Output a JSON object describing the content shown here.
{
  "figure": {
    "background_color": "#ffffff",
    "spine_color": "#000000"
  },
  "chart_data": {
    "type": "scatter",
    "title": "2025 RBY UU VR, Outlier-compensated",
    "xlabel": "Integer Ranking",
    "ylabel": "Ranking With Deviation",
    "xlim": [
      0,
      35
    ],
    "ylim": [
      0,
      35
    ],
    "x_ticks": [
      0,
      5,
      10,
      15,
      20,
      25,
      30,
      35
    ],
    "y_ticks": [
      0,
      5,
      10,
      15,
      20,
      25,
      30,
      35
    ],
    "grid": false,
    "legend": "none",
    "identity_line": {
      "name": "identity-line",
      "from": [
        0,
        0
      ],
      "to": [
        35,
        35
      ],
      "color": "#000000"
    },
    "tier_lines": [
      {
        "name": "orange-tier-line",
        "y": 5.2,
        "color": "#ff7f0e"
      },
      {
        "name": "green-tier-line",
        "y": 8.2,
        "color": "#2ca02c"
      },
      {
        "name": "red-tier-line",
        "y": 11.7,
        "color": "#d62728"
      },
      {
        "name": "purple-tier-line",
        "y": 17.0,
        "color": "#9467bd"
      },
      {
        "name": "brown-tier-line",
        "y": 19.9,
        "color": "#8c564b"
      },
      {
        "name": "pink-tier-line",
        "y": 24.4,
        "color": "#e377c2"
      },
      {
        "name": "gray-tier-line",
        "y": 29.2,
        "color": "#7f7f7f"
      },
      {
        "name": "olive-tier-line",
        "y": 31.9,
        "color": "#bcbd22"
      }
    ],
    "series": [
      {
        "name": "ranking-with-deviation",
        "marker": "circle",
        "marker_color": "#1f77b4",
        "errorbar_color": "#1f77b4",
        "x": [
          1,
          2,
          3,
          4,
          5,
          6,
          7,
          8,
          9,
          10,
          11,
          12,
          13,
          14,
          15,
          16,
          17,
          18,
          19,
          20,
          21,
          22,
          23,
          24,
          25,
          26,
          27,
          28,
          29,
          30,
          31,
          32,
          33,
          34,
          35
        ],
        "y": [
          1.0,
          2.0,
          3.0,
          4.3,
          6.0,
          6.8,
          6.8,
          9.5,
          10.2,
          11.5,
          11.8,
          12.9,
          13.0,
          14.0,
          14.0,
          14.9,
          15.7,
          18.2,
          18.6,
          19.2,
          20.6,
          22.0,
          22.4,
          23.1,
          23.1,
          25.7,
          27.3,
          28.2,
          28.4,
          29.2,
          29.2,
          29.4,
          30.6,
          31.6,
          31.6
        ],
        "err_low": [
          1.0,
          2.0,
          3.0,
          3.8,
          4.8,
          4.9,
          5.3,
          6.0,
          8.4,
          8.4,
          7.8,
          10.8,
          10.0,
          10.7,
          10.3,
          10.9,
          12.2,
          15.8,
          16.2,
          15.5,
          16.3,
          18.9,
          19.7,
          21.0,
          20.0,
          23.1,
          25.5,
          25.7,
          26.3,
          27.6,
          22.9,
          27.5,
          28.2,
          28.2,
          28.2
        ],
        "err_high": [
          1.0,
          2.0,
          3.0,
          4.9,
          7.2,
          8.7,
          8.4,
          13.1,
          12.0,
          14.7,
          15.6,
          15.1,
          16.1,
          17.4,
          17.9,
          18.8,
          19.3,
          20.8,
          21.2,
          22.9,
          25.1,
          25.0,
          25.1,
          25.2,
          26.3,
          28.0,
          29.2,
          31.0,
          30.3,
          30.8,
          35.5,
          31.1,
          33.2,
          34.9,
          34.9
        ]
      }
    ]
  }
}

→ **Challenge**: Print every entry exactly as written.

→ **Solved problem**:
Output a JSON object describing the content shown here.
{
  "figure": {
    "background_color": "#ffffff",
    "spine_color": "#000000"
  },
  "chart_data": {
    "type": "scatter",
    "title": "2025 RBY UU VR, Outlier-compensated",
    "xlabel": "Integer Ranking",
    "ylabel": "Ranking With Deviation",
    "xlim": [
      0,
      35
    ],
    "ylim": [
      0,
      35
    ],
    "x_ticks": [
      0,
      5,
      10,
      15,
      20,
      25,
      30,
      35
    ],
    "y_ticks": [
      0,
      5,
      10,
      15,
      20,
      25,
      30,
      35
    ],
    "grid": false,
    "legend": "none",
    "identity_line": {
      "name": "identity-line",
      "from": [
        0,
        0
      ],
      "to": [
        35,
        35
      ],
      "color": "#000000"
    },
    "tier_lines": [
      {
        "name": "orange-tier-line",
        "y": 5.2,
        "color": "#ff7f0e"
      },
      {
        "name": "green-tier-line",
        "y": 8.2,
        "color": "#2ca02c"
      },
      {
        "name": "red-tier-line",
        "y": 11.7,
        "color": "#d62728"
      },
      {
        "name": "purple-tier-line",
        "y": 17.0,
        "color": "#9467bd"
      },
      {
        "name": "brown-tier-line",
        "y": 19.9,
        "color": "#8c564b"
      },
      {
        "name": "pink-tier-line",
        "y": 24.4,
        "color": "#e377c2"
      },
      {
        "name": "gray-tier-line",
        "y": 29.2,
        "color": "#7f7f7f"
      },
      {
        "name": "olive-tier-line",
        "y": 31.9,
        "color": "#bcbd22"
      }
    ],
    "series": [
      {
        "name": "ranking-with-deviation",
        "marker": "circle",
        "marker_color": "#1f77b4",
        "errorbar_color": "#1f77b4",
        "x": [
          1,
          2,
          3,
          4,
          5,
          6,
          7,
          8,
          9,
          10,
          11,
          12,
          13,
          14,
          15,
          16,
          17,
          18,
          19,
          20,
          21,
          22,
          23,
          24,
          25,
          26,
          27,
          28,
          29,
          30,
          31,
          32,
          33,
          34,
          35
        ],
        "y": [
          1.0,
          2.0,
          3.0,
          4.3,
          6.0,
          6.8,
          6.8,
          9.5,
          10.2,
          11.5,
          11.8,
          12.9,
          13.0,
          14.0,
          14.0,
          14.9,
          15.7,
          18.2,
          18.6,
          19.2,
          20.6,
          22.0,
          22.4,
          23.1,
          23.1,
          25.7,
          27.3,
          28.2,
          28.4,
          29.2,
          29.2,
          29.4,
          30.6,
          31.6,
          31.6
        ],
        "err_low": [
          1.0,
          2.0,
          3.0,
          3.8,
          4.8,
          4.9,
          5.3,
          6.0,
          8.4,
          8.4,
          7.8,
          10.8,
          10.0,
          10.7,
          10.3,
          10.9,
          12.2,
          15.8,
          16.2,
          15.5,
          16.3,
          18.9,
          19.7,
          21.0,
          20.0,
          23.1,
          25.5,
          25.7,
          26.3,
          27.6,
          22.9,
          27.5,
          28.2,
          28.2,
          28.2
        ],
        "err_high": [
          1.0,
          2.0,
          3.0,
          4.9,
          7.2,
          8.7,
          8.4,
          13.1,
          12.0,
          14.7,
          15.6,
          15.1,
          16.1,
          17.4,
          17.9,
          18.8,
          19.3,
          20.8,
          21.2,
          22.9,
          25.1,
          25.0,
          25.1,
          25.2,
          26.3,
          28.0,
          29.2,
          31.0,
          30.3,
          30.8,
          35.5,
          31.1,
          33.2,
          34.9,
          34.9
        ]
      }
    ]
  }
}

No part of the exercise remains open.